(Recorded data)

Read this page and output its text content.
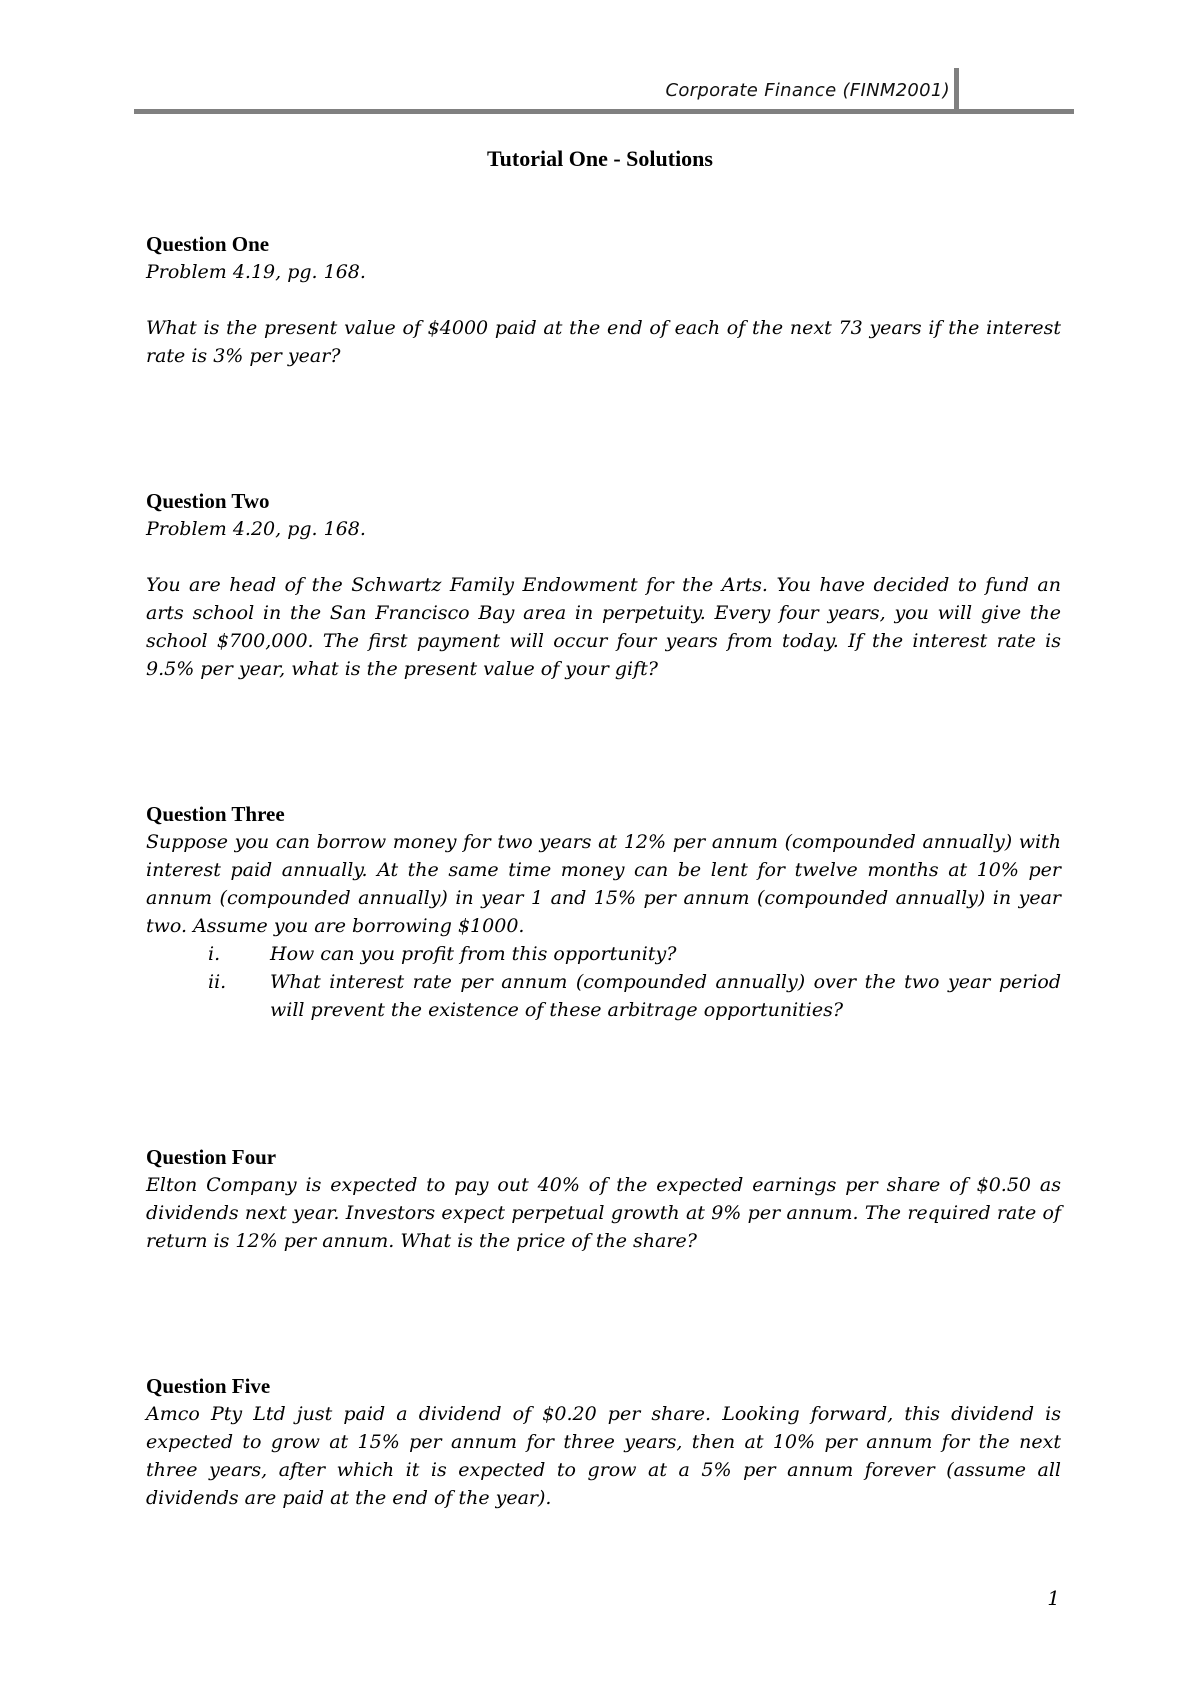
Corporate Finance (FINM2001)
Tutorial One - Solutions
Question One
Problem 4.19, pg. 168.
What is the present value of $4000 paid at the end of each of the next 73 years if the interest rate is 3% per year?
Question Two
Problem 4.20, pg. 168.
You are head of the Schwartz Family Endowment for the Arts. You have decided to fund an arts school in the San Francisco Bay area in perpetuity. Every four years, you will give the school $700,000. The first payment will occur four years from today. If the interest rate is 9.5% per year, what is the present value of your gift?
Question Three
Suppose you can borrow money for two years at 12% per annum (compounded annually) with interest paid annually. At the same time money can be lent for twelve months at 10% per annum (compounded annually) in year 1 and 15% per annum (compounded annually) in year two. Assume you are borrowing $1000.
i.	How can you profit from this opportunity?
ii.	What interest rate per annum (compounded annually) over the two year period will prevent the existence of these arbitrage opportunities?
Question Four
Elton Company is expected to pay out 40% of the expected earnings per share of $0.50 as dividends next year. Investors expect perpetual growth at 9% per annum. The required rate of return is 12% per annum. What is the price of the share?
Question Five
Amco Pty Ltd just paid a dividend of $0.20 per share. Looking forward, this dividend is expected to grow at 15% per annum for three years, then at 10% per annum for the next three years, after which it is expected to grow at a 5% per annum forever (assume all dividends are paid at the end of the year).
1
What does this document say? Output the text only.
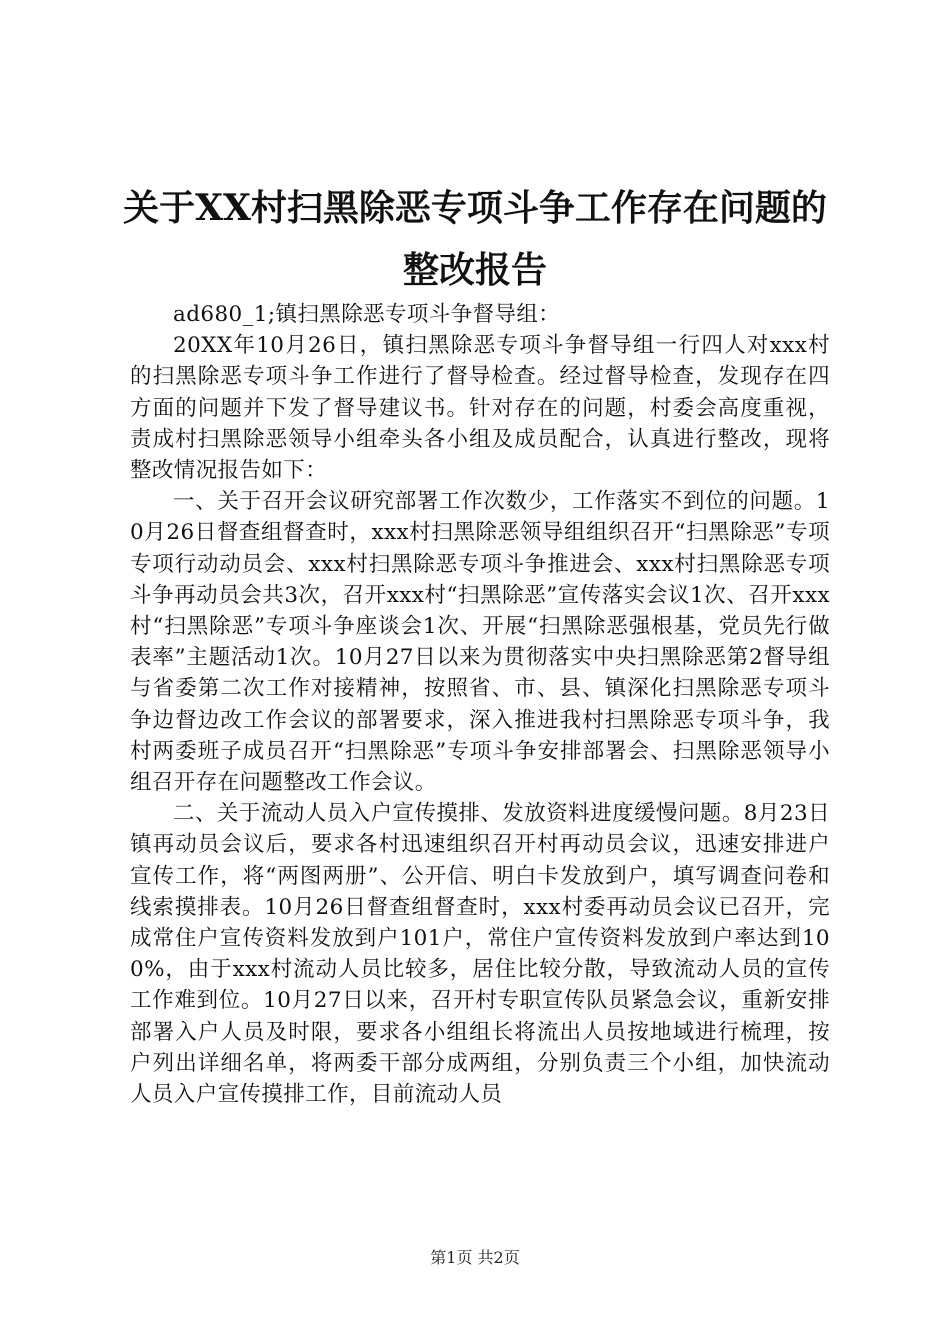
关于XX村扫黑除恶专项斗争工作存在问题的
整改报告

ad680_1;镇扫黑除恶专项斗争督导组：

20XX年10月26日，镇扫黑除恶专项斗争督导组一行四人对xxx村的扫黑除恶专项斗争工作进行了督导检查。经过督导检查，发现存在四方面的问题并下发了督导建议书。针对存在的问题，村委会高度重视，责成村扫黑除恶领导小组牵头各小组及成员配合，认真进行整改，现将整改情况报告如下：

一、关于召开会议研究部署工作次数少，工作落实不到位的问题。10月26日督查组督查时，xxx村扫黑除恶领导组组织召开“扫黑除恶”专项专项行动动员会、xxx村扫黑除恶专项斗争推进会、xxx村扫黑除恶专项斗争再动员会共3次，召开xxx村“扫黑除恶”宣传落实会议1次、召开xxx村“扫黑除恶”专项斗争座谈会1次、开展“扫黑除恶强根基，党员先行做表率”主题活动1次。10月27日以来为贯彻落实中央扫黑除恶第2督导组与省委第二次工作对接精神，按照省、市、县、镇深化扫黑除恶专项斗争边督边改工作会议的部署要求，深入推进我村扫黑除恶专项斗争，我村两委班子成员召开“扫黑除恶”专项斗争安排部署会、扫黑除恶领导小组召开存在问题整改工作会议。

二、关于流动人员入户宣传摸排、发放资料进度缓慢问题。8月23日镇再动员会议后，要求各村迅速组织召开村再动员会议，迅速安排进户宣传工作，将“两图两册”、公开信、明白卡发放到户，填写调查问卷和线索摸排表。10月26日督查组督查时，xxx村委再动员会议已召开，完成常住户宣传资料发放到户101户，常住户宣传资料发放到户率达到100%，由于xxx村流动人员比较多，居住比较分散，导致流动人员的宣传工作难到位。10月27日以来，召开村专职宣传队员紧急会议，重新安排部署入户人员及时限，要求各小组组长将流出人员按地域进行梳理，按户列出详细名单，将两委干部分成两组，分别负责三个小组，加快流动人员入户宣传摸排工作，目前流动人员

第1页 共2页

** Prompt **
The lines to repeat run from the line containing "What does this" through the last line of the material above; give them exactly, without the pictures.

** Output for this exercise **
What does this document say? Output the text only.
关于XX村扫黑除恶专项斗争工作存在问题的
整改报告

ad680_1;镇扫黑除恶专项斗争督导组：

20XX年10月26日，镇扫黑除恶专项斗争督导组一行四人对xxx村的扫黑除恶专项斗争工作进行了督导检查。经过督导检查，发现存在四方面的问题并下发了督导建议书。针对存在的问题，村委会高度重视，责成村扫黑除恶领导小组牵头各小组及成员配合，认真进行整改，现将整改情况报告如下：

一、关于召开会议研究部署工作次数少，工作落实不到位的问题。10月26日督查组督查时，xxx村扫黑除恶领导组组织召开“扫黑除恶”专项专项行动动员会、xxx村扫黑除恶专项斗争推进会、xxx村扫黑除恶专项斗争再动员会共3次，召开xxx村“扫黑除恶”宣传落实会议1次、召开xxx村“扫黑除恶”专项斗争座谈会1次、开展“扫黑除恶强根基，党员先行做表率”主题活动1次。10月27日以来为贯彻落实中央扫黑除恶第2督导组与省委第二次工作对接精神，按照省、市、县、镇深化扫黑除恶专项斗争边督边改工作会议的部署要求，深入推进我村扫黑除恶专项斗争，我村两委班子成员召开“扫黑除恶”专项斗争安排部署会、扫黑除恶领导小组召开存在问题整改工作会议。

二、关于流动人员入户宣传摸排、发放资料进度缓慢问题。8月23日镇再动员会议后，要求各村迅速组织召开村再动员会议，迅速安排进户宣传工作，将“两图两册”、公开信、明白卡发放到户，填写调查问卷和线索摸排表。10月26日督查组督查时，xxx村委再动员会议已召开，完成常住户宣传资料发放到户101户，常住户宣传资料发放到户率达到100%，由于xxx村流动人员比较多，居住比较分散，导致流动人员的宣传工作难到位。10月27日以来，召开村专职宣传队员紧急会议，重新安排部署入户人员及时限，要求各小组组长将流出人员按地域进行梳理，按户列出详细名单，将两委干部分成两组，分别负责三个小组，加快流动人员入户宣传摸排工作，目前流动人员

第1页 共2页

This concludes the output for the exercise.